[Set problem]
Where a line contains the word "field", copy that line.

START Records

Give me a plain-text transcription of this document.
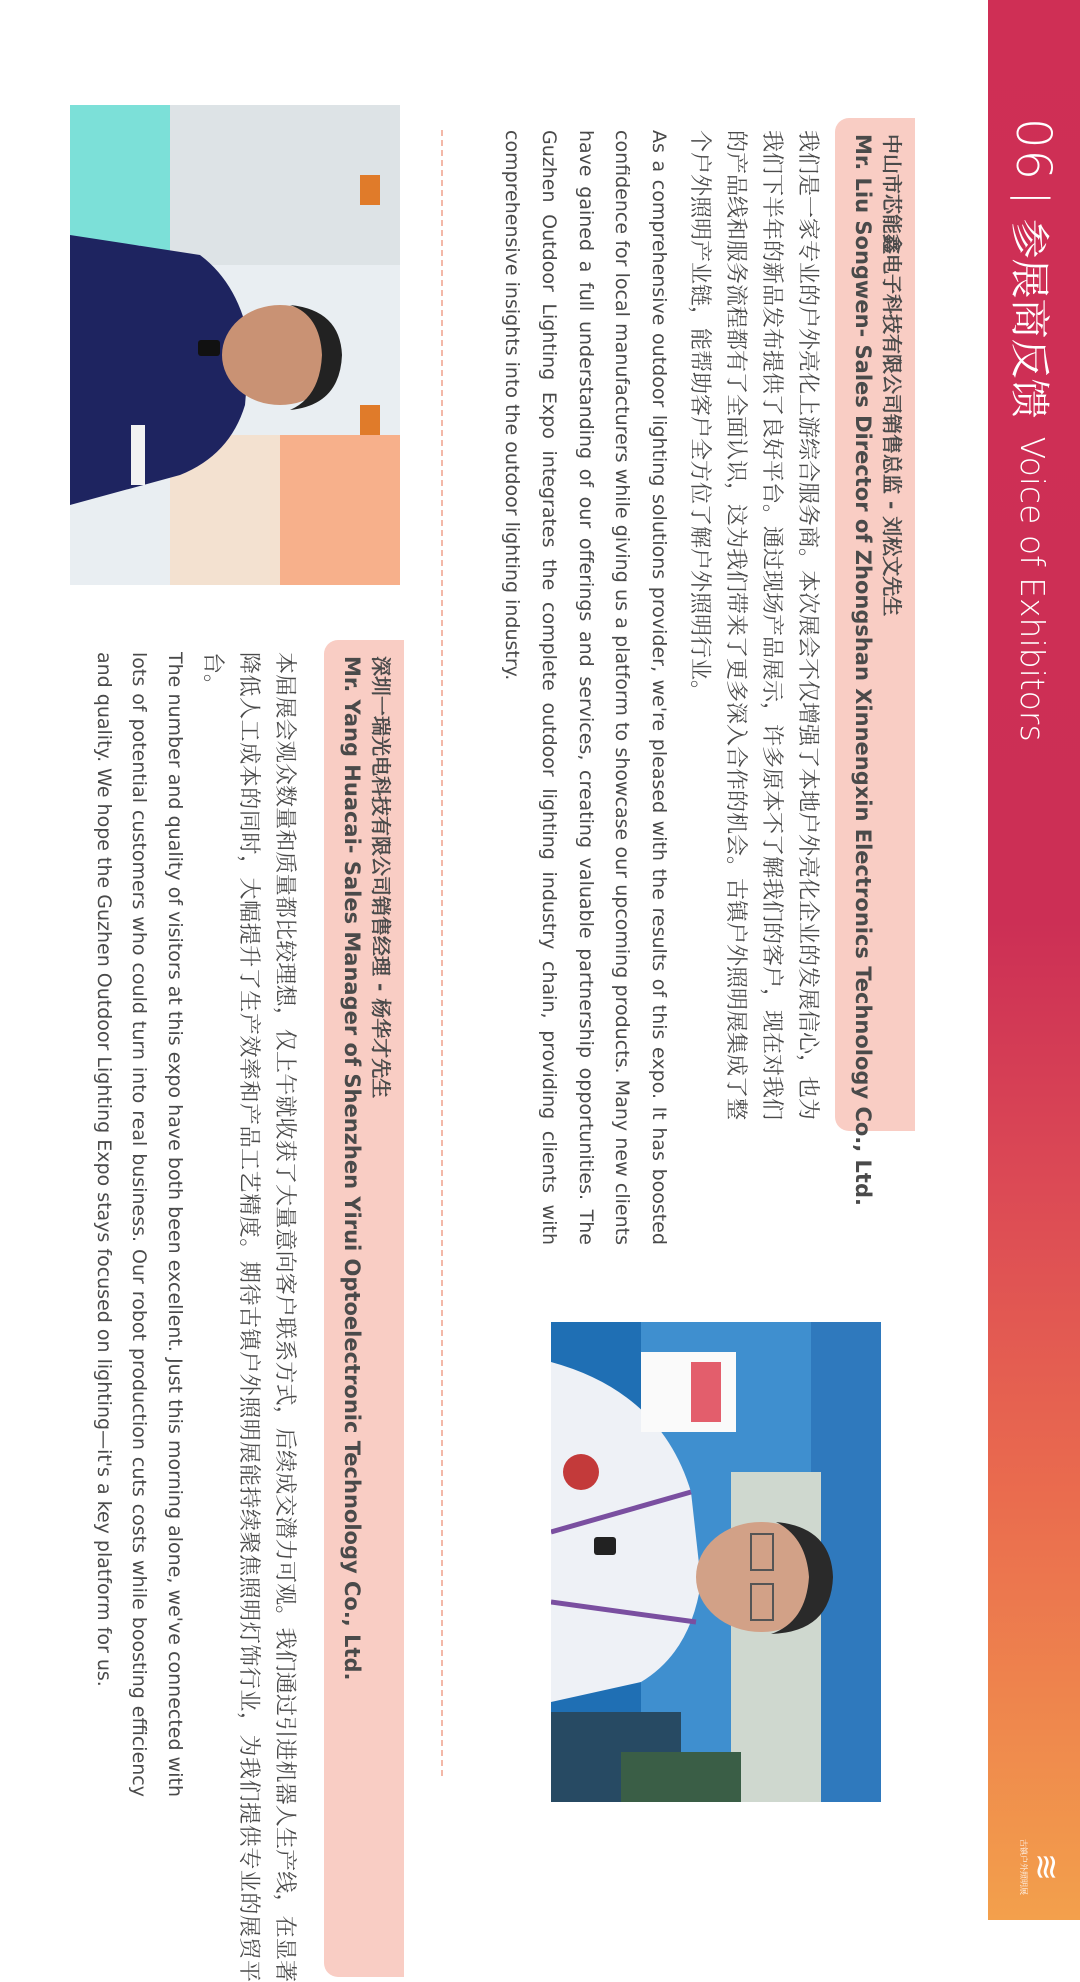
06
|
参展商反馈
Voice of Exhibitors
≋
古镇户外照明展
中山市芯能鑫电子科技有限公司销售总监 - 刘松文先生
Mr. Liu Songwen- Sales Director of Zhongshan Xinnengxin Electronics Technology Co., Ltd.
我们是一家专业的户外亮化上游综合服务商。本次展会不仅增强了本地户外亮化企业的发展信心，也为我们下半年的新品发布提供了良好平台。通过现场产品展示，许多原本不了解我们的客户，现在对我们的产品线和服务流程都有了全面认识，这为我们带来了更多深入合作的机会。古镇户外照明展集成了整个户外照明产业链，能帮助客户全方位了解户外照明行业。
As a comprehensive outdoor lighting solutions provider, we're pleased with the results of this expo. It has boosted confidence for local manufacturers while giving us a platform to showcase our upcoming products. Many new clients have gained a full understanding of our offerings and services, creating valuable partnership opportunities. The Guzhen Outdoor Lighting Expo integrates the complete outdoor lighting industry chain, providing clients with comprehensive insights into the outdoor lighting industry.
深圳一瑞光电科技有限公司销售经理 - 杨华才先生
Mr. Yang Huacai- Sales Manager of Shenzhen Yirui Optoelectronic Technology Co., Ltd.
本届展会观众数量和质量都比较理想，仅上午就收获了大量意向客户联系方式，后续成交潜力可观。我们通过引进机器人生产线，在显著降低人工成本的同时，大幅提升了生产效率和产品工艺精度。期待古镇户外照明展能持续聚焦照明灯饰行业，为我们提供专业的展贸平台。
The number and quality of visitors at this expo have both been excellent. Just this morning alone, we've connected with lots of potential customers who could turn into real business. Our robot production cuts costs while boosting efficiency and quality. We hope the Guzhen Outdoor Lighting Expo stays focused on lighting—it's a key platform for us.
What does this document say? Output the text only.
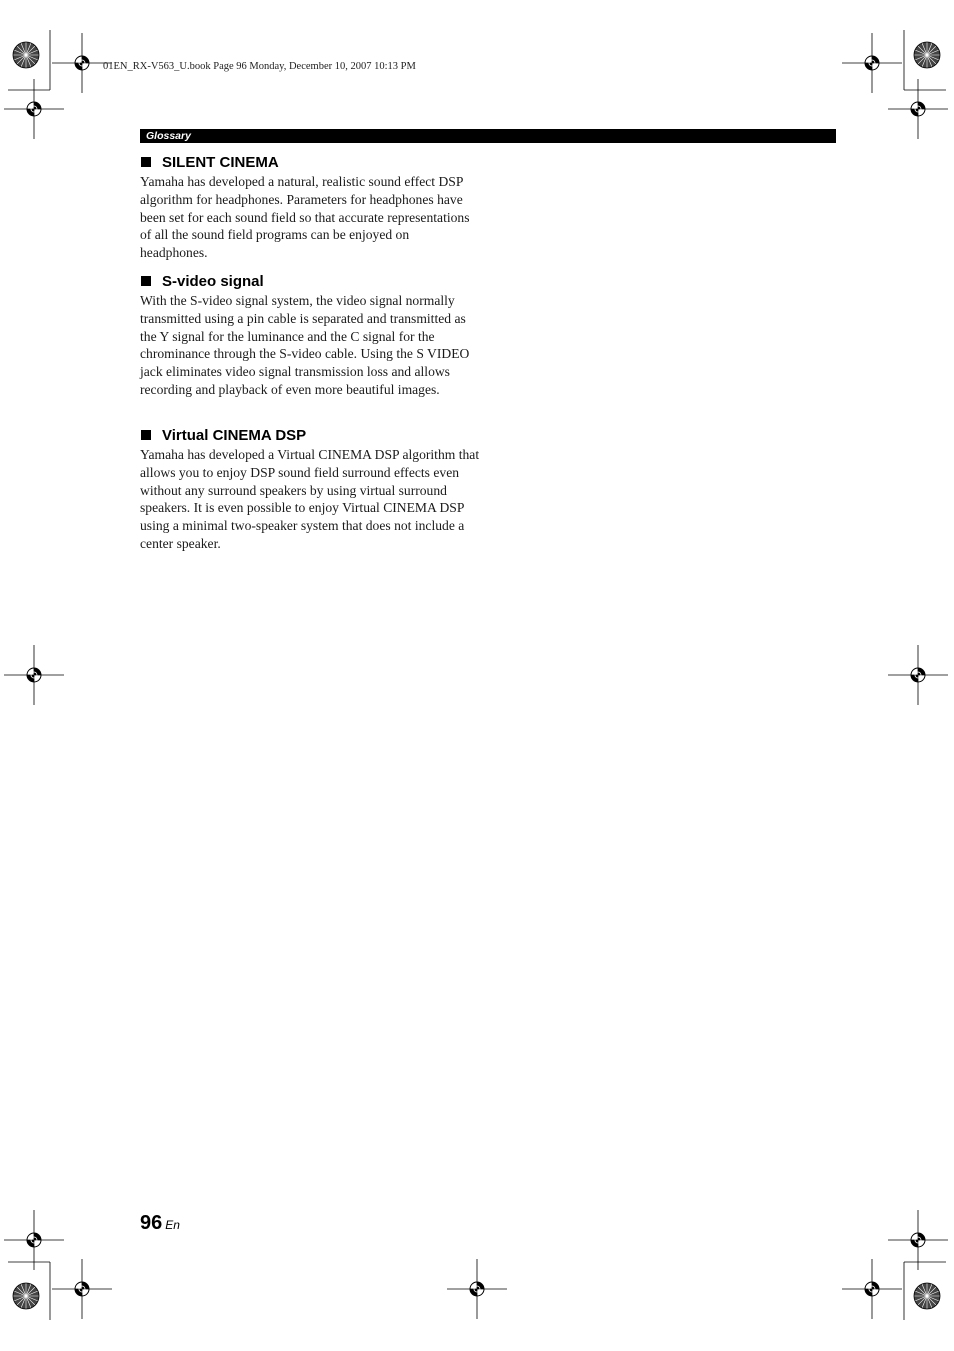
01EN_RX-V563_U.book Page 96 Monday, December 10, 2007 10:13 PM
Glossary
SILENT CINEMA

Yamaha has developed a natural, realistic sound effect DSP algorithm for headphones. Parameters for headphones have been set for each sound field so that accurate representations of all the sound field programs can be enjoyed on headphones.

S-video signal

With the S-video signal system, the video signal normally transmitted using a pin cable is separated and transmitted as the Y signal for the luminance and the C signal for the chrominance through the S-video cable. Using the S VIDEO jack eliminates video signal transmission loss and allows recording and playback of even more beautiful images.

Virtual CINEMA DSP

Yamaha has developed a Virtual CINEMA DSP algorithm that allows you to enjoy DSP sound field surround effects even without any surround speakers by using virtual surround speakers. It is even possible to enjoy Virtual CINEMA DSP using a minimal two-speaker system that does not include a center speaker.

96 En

END Records

[Exercise answer]
Yamaha has developed a natural, realistic sound effect DSP algorithm for headphones. Parameters for headphones have been set for each sound field so that accurate representations of all the sound field programs can be enjoyed on headphones.
Yamaha has developed a Virtual CINEMA DSP algorithm that allows you to enjoy DSP sound field surround effects even without any surround speakers by using virtual surround speakers. It is even possible to enjoy Virtual CINEMA DSP using a minimal two-speaker system that does not include a center speaker.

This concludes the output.